Figure collection entries
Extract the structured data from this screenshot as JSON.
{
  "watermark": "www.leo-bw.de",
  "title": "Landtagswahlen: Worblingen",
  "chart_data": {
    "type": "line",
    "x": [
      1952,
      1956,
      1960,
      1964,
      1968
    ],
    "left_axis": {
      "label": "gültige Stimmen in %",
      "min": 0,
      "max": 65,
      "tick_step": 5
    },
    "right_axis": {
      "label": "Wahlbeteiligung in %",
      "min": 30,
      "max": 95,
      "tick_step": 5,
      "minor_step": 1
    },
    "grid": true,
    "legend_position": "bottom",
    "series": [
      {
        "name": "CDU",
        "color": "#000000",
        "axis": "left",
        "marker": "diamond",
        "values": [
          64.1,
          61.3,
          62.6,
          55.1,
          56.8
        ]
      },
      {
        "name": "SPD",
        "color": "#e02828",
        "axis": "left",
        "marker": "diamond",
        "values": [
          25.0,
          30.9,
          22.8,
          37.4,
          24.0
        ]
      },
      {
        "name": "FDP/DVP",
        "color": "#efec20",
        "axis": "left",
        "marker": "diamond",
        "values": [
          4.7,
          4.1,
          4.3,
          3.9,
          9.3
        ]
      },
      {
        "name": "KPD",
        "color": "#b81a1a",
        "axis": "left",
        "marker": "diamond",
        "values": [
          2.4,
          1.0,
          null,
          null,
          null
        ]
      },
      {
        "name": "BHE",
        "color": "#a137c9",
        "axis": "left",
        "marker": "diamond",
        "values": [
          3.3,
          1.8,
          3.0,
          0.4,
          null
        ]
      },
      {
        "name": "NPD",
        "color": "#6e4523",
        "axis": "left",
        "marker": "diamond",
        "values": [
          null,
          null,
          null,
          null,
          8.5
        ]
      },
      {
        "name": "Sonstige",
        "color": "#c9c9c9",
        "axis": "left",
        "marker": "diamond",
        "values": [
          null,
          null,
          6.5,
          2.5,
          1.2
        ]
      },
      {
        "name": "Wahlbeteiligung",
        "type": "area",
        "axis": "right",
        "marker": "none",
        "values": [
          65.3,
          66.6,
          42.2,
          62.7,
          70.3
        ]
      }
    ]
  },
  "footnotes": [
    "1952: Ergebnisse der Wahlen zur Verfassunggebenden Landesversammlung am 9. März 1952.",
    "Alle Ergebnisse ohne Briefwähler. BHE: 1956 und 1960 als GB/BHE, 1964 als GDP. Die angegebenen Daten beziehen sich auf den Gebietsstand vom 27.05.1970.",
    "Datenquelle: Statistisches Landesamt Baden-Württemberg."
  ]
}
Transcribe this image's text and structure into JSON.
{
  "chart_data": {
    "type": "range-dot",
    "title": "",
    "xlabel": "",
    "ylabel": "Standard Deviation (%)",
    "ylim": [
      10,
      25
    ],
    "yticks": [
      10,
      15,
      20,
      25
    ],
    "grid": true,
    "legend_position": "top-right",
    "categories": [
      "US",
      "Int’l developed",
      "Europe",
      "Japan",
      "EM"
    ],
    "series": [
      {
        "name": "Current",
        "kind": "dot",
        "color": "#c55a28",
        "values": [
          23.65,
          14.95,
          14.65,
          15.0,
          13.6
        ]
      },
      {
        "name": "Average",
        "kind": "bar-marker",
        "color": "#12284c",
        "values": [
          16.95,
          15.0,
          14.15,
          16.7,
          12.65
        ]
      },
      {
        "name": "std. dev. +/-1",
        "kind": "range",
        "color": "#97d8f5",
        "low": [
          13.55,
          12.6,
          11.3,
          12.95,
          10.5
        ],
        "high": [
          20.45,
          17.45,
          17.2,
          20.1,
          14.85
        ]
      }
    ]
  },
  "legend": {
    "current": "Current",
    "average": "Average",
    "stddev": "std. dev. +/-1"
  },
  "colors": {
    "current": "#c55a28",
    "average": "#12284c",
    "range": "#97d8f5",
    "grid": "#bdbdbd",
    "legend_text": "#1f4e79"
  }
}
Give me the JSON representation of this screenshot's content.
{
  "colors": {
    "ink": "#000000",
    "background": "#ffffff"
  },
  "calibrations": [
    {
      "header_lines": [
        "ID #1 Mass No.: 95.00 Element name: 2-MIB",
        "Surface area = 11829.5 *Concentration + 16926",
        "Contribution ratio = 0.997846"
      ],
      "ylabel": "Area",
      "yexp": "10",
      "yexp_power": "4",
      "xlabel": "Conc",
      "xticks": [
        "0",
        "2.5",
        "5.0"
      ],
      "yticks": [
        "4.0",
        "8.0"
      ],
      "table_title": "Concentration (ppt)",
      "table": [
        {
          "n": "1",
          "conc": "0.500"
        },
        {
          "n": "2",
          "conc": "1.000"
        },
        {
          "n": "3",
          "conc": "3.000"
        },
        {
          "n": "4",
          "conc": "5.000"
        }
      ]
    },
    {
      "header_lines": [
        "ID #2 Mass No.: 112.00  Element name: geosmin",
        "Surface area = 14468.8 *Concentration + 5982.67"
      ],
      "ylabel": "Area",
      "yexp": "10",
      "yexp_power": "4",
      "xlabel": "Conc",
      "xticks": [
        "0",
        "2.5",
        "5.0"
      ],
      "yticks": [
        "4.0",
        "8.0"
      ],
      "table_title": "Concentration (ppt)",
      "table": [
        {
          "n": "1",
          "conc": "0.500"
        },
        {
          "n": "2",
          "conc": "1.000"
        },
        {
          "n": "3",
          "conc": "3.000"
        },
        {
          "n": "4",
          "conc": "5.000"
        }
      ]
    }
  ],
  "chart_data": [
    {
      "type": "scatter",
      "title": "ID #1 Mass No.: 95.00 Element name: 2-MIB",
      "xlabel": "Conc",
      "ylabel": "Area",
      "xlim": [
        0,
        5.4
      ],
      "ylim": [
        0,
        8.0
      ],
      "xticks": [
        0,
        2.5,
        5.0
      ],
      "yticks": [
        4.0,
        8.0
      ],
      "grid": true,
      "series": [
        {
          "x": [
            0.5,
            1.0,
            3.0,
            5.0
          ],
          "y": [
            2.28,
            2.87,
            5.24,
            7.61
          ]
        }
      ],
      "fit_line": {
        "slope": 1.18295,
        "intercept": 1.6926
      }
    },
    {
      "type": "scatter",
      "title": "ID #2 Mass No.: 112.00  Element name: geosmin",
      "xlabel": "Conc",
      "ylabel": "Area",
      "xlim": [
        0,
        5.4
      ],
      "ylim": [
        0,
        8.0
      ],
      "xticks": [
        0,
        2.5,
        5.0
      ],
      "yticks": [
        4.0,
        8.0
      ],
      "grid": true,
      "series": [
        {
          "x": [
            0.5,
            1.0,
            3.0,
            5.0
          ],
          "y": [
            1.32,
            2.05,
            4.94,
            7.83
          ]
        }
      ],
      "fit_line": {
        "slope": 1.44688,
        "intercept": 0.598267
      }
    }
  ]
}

● Exercise
Working from the material above, retype it in its entirety without change.

● Worked answer
Extract the structured data from this screenshot as JSON.
{
  "watermark": "www.leo-bw.de",
  "title": "Landtagswahlen: Worblingen",
  "chart_data": {
    "type": "line",
    "x": [
      1952,
      1956,
      1960,
      1964,
      1968
    ],
    "left_axis": {
      "label": "gültige Stimmen in %",
      "min": 0,
      "max": 65,
      "tick_step": 5
    },
    "right_axis": {
      "label": "Wahlbeteiligung in %",
      "min": 30,
      "max": 95,
      "tick_step": 5,
      "minor_step": 1
    },
    "grid": true,
    "legend_position": "bottom",
    "series": [
      {
        "name": "CDU",
        "color": "#000000",
        "axis": "left",
        "marker": "diamond",
        "values": [
          64.1,
          61.3,
          62.6,
          55.1,
          56.8
        ]
      },
      {
        "name": "SPD",
        "color": "#e02828",
        "axis": "left",
        "marker": "diamond",
        "values": [
          25.0,
          30.9,
          22.8,
          37.4,
          24.0
        ]
      },
      {
        "name": "FDP/DVP",
        "color": "#efec20",
        "axis": "left",
        "marker": "diamond",
        "values": [
          4.7,
          4.1,
          4.3,
          3.9,
          9.3
        ]
      },
      {
        "name": "KPD",
        "color": "#b81a1a",
        "axis": "left",
        "marker": "diamond",
        "values": [
          2.4,
          1.0,
          null,
          null,
          null
        ]
      },
      {
        "name": "BHE",
        "color": "#a137c9",
        "axis": "left",
        "marker": "diamond",
        "values": [
          3.3,
          1.8,
          3.0,
          0.4,
          null
        ]
      },
      {
        "name": "NPD",
        "color": "#6e4523",
        "axis": "left",
        "marker": "diamond",
        "values": [
          null,
          null,
          null,
          null,
          8.5
        ]
      },
      {
        "name": "Sonstige",
        "color": "#c9c9c9",
        "axis": "left",
        "marker": "diamond",
        "values": [
          null,
          null,
          6.5,
          2.5,
          1.2
        ]
      },
      {
        "name": "Wahlbeteiligung",
        "type": "area",
        "axis": "right",
        "marker": "none",
        "values": [
          65.3,
          66.6,
          42.2,
          62.7,
          70.3
        ]
      }
    ]
  },
  "footnotes": [
    "1952: Ergebnisse der Wahlen zur Verfassunggebenden Landesversammlung am 9. März 1952.",
    "Alle Ergebnisse ohne Briefwähler. BHE: 1956 und 1960 als GB/BHE, 1964 als GDP. Die angegebenen Daten beziehen sich auf den Gebietsstand vom 27.05.1970.",
    "Datenquelle: Statistisches Landesamt Baden-Württemberg."
  ]
}
Transcribe this image's text and structure into JSON.
{
  "chart_data": {
    "type": "range-dot",
    "title": "",
    "xlabel": "",
    "ylabel": "Standard Deviation (%)",
    "ylim": [
      10,
      25
    ],
    "yticks": [
      10,
      15,
      20,
      25
    ],
    "grid": true,
    "legend_position": "top-right",
    "categories": [
      "US",
      "Int’l developed",
      "Europe",
      "Japan",
      "EM"
    ],
    "series": [
      {
        "name": "Current",
        "kind": "dot",
        "color": "#c55a28",
        "values": [
          23.65,
          14.95,
          14.65,
          15.0,
          13.6
        ]
      },
      {
        "name": "Average",
        "kind": "bar-marker",
        "color": "#12284c",
        "values": [
          16.95,
          15.0,
          14.15,
          16.7,
          12.65
        ]
      },
      {
        "name": "std. dev. +/-1",
        "kind": "range",
        "color": "#97d8f5",
        "low": [
          13.55,
          12.6,
          11.3,
          12.95,
          10.5
        ],
        "high": [
          20.45,
          17.45,
          17.2,
          20.1,
          14.85
        ]
      }
    ]
  },
  "legend": {
    "current": "Current",
    "average": "Average",
    "stddev": "std. dev. +/-1"
  },
  "colors": {
    "current": "#c55a28",
    "average": "#12284c",
    "range": "#97d8f5",
    "grid": "#bdbdbd",
    "legend_text": "#1f4e79"
  }
}
Give me the JSON representation of this screenshot's content.
{
  "colors": {
    "ink": "#000000",
    "background": "#ffffff"
  },
  "calibrations": [
    {
      "header_lines": [
        "ID #1 Mass No.: 95.00 Element name: 2-MIB",
        "Surface area = 11829.5 *Concentration + 16926",
        "Contribution ratio = 0.997846"
      ],
      "ylabel": "Area",
      "yexp": "10",
      "yexp_power": "4",
      "xlabel": "Conc",
      "xticks": [
        "0",
        "2.5",
        "5.0"
      ],
      "yticks": [
        "4.0",
        "8.0"
      ],
      "table_title": "Concentration (ppt)",
      "table": [
        {
          "n": "1",
          "conc": "0.500"
        },
        {
          "n": "2",
          "conc": "1.000"
        },
        {
          "n": "3",
          "conc": "3.000"
        },
        {
          "n": "4",
          "conc": "5.000"
        }
      ]
    },
    {
      "header_lines": [
        "ID #2 Mass No.: 112.00  Element name: geosmin",
        "Surface area = 14468.8 *Concentration + 5982.67"
      ],
      "ylabel": "Area",
      "yexp": "10",
      "yexp_power": "4",
      "xlabel": "Conc",
      "xticks": [
        "0",
        "2.5",
        "5.0"
      ],
      "yticks": [
        "4.0",
        "8.0"
      ],
      "table_title": "Concentration (ppt)",
      "table": [
        {
          "n": "1",
          "conc": "0.500"
        },
        {
          "n": "2",
          "conc": "1.000"
        },
        {
          "n": "3",
          "conc": "3.000"
        },
        {
          "n": "4",
          "conc": "5.000"
        }
      ]
    }
  ],
  "chart_data": [
    {
      "type": "scatter",
      "title": "ID #1 Mass No.: 95.00 Element name: 2-MIB",
      "xlabel": "Conc",
      "ylabel": "Area",
      "xlim": [
        0,
        5.4
      ],
      "ylim": [
        0,
        8.0
      ],
      "xticks": [
        0,
        2.5,
        5.0
      ],
      "yticks": [
        4.0,
        8.0
      ],
      "grid": true,
      "series": [
        {
          "x": [
            0.5,
            1.0,
            3.0,
            5.0
          ],
          "y": [
            2.28,
            2.87,
            5.24,
            7.61
          ]
        }
      ],
      "fit_line": {
        "slope": 1.18295,
        "intercept": 1.6926
      }
    },
    {
      "type": "scatter",
      "title": "ID #2 Mass No.: 112.00  Element name: geosmin",
      "xlabel": "Conc",
      "ylabel": "Area",
      "xlim": [
        0,
        5.4
      ],
      "ylim": [
        0,
        8.0
      ],
      "xticks": [
        0,
        2.5,
        5.0
      ],
      "yticks": [
        4.0,
        8.0
      ],
      "grid": true,
      "series": [
        {
          "x": [
            0.5,
            1.0,
            3.0,
            5.0
          ],
          "y": [
            1.32,
            2.05,
            4.94,
            7.83
          ]
        }
      ],
      "fit_line": {
        "slope": 1.44688,
        "intercept": 0.598267
      }
    }
  ]
}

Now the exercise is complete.